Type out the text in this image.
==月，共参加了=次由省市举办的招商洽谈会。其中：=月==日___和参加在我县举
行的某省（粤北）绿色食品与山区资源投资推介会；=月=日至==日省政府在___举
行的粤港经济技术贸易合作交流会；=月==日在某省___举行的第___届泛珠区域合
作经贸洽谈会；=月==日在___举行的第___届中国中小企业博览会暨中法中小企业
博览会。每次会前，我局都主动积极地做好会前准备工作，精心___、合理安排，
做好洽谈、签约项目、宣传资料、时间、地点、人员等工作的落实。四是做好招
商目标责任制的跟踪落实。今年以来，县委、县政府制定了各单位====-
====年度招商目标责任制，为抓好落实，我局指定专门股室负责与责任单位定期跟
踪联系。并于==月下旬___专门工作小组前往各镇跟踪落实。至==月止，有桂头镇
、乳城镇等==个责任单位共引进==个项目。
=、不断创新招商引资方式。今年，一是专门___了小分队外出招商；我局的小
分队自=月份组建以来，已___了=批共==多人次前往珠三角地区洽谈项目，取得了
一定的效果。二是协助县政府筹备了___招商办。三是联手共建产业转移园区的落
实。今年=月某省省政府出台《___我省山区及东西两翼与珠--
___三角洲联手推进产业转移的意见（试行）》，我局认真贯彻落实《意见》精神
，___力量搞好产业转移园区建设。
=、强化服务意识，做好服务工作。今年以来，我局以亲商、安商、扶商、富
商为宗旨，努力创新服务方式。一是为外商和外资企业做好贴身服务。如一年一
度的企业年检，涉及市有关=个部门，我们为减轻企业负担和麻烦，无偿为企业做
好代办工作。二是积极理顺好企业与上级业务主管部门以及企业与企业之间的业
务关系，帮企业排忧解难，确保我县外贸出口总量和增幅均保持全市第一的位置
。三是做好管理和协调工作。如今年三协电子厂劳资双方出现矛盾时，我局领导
-=-=-=-=-
» PROMPT: Return every line exactly.

» PROBLEM SOLUTION:
Type out the text in this image.
==月，共参加了=次由省市举办的招商洽谈会。其中：=月==日___和参加在我县举
行的某省（粤北）绿色食品与山区资源投资推介会；=月=日至==日省政府在___举
行的粤港经济技术贸易合作交流会；=月==日在某省___举行的第___届泛珠区域合
作经贸洽谈会；=月==日在___举行的第___届中国中小企业博览会暨中法中小企业
博览会。每次会前，我局都主动积极地做好会前准备工作，精心___、合理安排，
做好洽谈、签约项目、宣传资料、时间、地点、人员等工作的落实。四是做好招
商目标责任制的跟踪落实。今年以来，县委、县政府制定了各单位====-
====年度招商目标责任制，为抓好落实，我局指定专门股室负责与责任单位定期跟
踪联系。并于==月下旬___专门工作小组前往各镇跟踪落实。至==月止，有桂头镇
、乳城镇等==个责任单位共引进==个项目。
=、不断创新招商引资方式。今年，一是专门___了小分队外出招商；我局的小
分队自=月份组建以来，已___了=批共==多人次前往珠三角地区洽谈项目，取得了
一定的效果。二是协助县政府筹备了___招商办。三是联手共建产业转移园区的落
实。今年=月某省省政府出台《___我省山区及东西两翼与珠--
___三角洲联手推进产业转移的意见（试行）》，我局认真贯彻落实《意见》精神
，___力量搞好产业转移园区建设。
=、强化服务意识，做好服务工作。今年以来，我局以亲商、安商、扶商、富
商为宗旨，努力创新服务方式。一是为外商和外资企业做好贴身服务。如一年一
度的企业年检，涉及市有关=个部门，我们为减轻企业负担和麻烦，无偿为企业做
好代办工作。二是积极理顺好企业与上级业务主管部门以及企业与企业之间的业
务关系，帮企业排忧解难，确保我县外贸出口总量和增幅均保持全市第一的位置
。三是做好管理和协调工作。如今年三协电子厂劳资双方出现矛盾时，我局领导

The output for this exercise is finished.